### THE PROBLEM:
Return only the line that contains "Output a JSON" and each line after it, through the last line of the data below, copied exactly.

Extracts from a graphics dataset
** Begin **
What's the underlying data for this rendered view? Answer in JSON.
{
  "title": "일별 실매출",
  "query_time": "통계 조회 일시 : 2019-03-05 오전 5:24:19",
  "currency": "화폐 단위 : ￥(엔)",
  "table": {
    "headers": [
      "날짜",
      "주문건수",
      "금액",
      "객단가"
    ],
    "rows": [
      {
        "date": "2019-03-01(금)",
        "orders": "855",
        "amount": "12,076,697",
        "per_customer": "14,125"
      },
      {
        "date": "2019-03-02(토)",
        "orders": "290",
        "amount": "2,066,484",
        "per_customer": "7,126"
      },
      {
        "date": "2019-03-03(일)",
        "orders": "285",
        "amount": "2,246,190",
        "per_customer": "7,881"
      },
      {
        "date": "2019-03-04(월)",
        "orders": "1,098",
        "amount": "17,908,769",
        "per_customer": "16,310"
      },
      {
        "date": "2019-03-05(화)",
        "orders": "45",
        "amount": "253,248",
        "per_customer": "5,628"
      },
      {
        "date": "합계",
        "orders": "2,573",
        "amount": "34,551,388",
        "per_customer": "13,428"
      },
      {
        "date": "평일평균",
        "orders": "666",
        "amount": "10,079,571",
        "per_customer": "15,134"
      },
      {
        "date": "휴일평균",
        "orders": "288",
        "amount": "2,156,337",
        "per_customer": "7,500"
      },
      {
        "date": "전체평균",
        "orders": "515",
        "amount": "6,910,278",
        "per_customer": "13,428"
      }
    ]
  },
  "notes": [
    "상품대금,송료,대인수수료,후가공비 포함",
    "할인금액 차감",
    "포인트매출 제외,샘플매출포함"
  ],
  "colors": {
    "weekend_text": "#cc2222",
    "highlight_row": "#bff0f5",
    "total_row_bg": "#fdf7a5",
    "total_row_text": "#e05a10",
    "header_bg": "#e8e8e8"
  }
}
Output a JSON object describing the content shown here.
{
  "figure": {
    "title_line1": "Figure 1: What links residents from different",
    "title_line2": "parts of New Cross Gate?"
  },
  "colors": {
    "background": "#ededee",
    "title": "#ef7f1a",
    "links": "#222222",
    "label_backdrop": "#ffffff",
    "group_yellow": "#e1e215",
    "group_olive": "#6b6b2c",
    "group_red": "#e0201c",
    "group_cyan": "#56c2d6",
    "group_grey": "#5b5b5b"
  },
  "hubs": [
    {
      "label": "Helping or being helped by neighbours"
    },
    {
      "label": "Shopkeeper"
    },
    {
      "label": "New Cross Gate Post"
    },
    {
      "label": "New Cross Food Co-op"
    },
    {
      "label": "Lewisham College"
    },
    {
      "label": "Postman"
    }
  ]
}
** End **
### EXERCISE RESULT:
Output a JSON object describing the content shown here.
{
  "figure": {
    "title_line1": "Figure 1: What links residents from different",
    "title_line2": "parts of New Cross Gate?"
  },
  "colors": {
    "background": "#ededee",
    "title": "#ef7f1a",
    "links": "#222222",
    "label_backdrop": "#ffffff",
    "group_yellow": "#e1e215",
    "group_olive": "#6b6b2c",
    "group_red": "#e0201c",
    "group_cyan": "#56c2d6",
    "group_grey": "#5b5b5b"
  },
  "hubs": [
    {
      "label": "Helping or being helped by neighbours"
    },
    {
      "label": "Shopkeeper"
    },
    {
      "label": "New Cross Gate Post"
    },
    {
      "label": "New Cross Food Co-op"
    },
    {
      "label": "Lewisham College"
    },
    {
      "label": "Postman"
    }
  ]
}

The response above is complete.